• [SUPPLIED ENTRIES]:
|---|
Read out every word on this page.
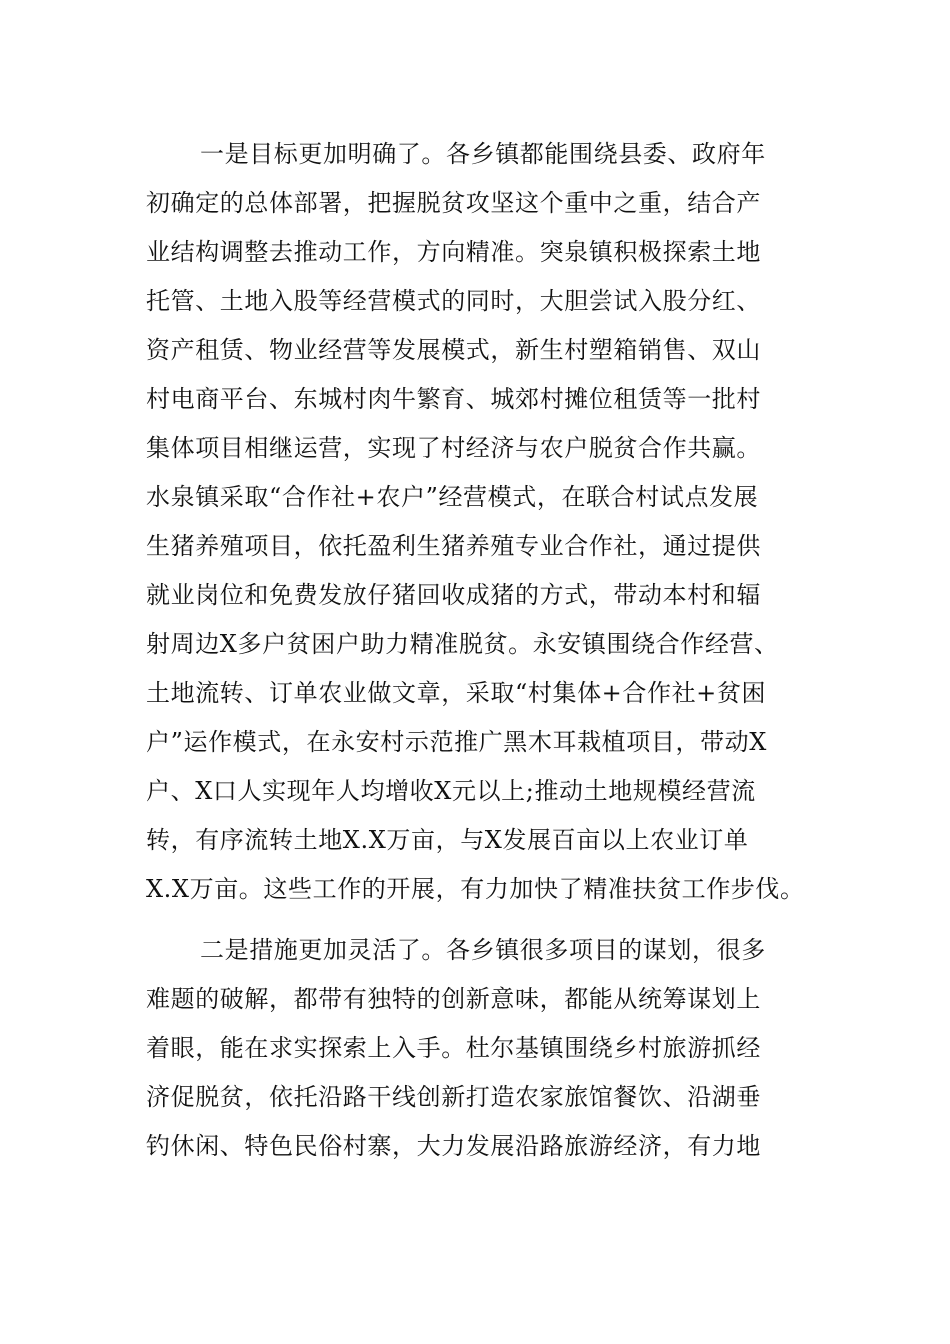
一是目标更加明确了。各乡镇都能围绕县委、政府年
初确定的总体部署，把握脱贫攻坚这个重中之重，结合产
业结构调整去推动工作，方向精准。突泉镇积极探索土地
托管、土地入股等经营模式的同时，大胆尝试入股分红、
资产租赁、物业经营等发展模式，新生村塑箱销售、双山
村电商平台、东城村肉牛繁育、城郊村摊位租赁等一批村
集体项目相继运营，实现了村经济与农户脱贫合作共赢。
水泉镇采取“合作社+农户”经营模式，在联合村试点发展
生猪养殖项目，依托盈利生猪养殖专业合作社，通过提供
就业岗位和免费发放仔猪回收成猪的方式，带动本村和辐
射周边X多户贫困户助力精准脱贫。永安镇围绕合作经营、
土地流转、订单农业做文章，采取“村集体+合作社+贫困
户”运作模式，在永安村示范推广黑木耳栽植项目，带动X
户、X口人实现年人均增收X元以上;推动土地规模经营流
转，有序流转土地X.X万亩，与X发展百亩以上农业订单
X.X万亩。这些工作的开展，有力加快了精准扶贫工作步伐。
二是措施更加灵活了。各乡镇很多项目的谋划，很多
难题的破解，都带有独特的创新意味，都能从统筹谋划上
着眼，能在求实探索上入手。杜尔基镇围绕乡村旅游抓经
济促脱贫，依托沿路干线创新打造农家旅馆餐饮、沿湖垂
钓休闲、特色民俗村寨，大力发展沿路旅游经济，有力地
|---|
• [WHAT YOU HAVE TO DO]:
Word for word, quote the full listing, omitting every picture.

• [REPLY TO THE EXERCISE]:
Read out every word on this page.
一是目标更加明确了。各乡镇都能围绕县委、政府年
初确定的总体部署，把握脱贫攻坚这个重中之重，结合产
业结构调整去推动工作，方向精准。突泉镇积极探索土地
托管、土地入股等经营模式的同时，大胆尝试入股分红、
资产租赁、物业经营等发展模式，新生村塑箱销售、双山
村电商平台、东城村肉牛繁育、城郊村摊位租赁等一批村
集体项目相继运营，实现了村经济与农户脱贫合作共赢。
水泉镇采取“合作社+农户”经营模式，在联合村试点发展
生猪养殖项目，依托盈利生猪养殖专业合作社，通过提供
就业岗位和免费发放仔猪回收成猪的方式，带动本村和辐
射周边X多户贫困户助力精准脱贫。永安镇围绕合作经营、
土地流转、订单农业做文章，采取“村集体+合作社+贫困
户”运作模式，在永安村示范推广黑木耳栽植项目，带动X
户、X口人实现年人均增收X元以上;推动土地规模经营流
转，有序流转土地X.X万亩，与X发展百亩以上农业订单
X.X万亩。这些工作的开展，有力加快了精准扶贫工作步伐。
二是措施更加灵活了。各乡镇很多项目的谋划，很多
难题的破解，都带有独特的创新意味，都能从统筹谋划上
着眼，能在求实探索上入手。杜尔基镇围绕乡村旅游抓经
济促脱贫，依托沿路干线创新打造农家旅馆餐饮、沿湖垂
钓休闲、特色民俗村寨，大力发展沿路旅游经济，有力地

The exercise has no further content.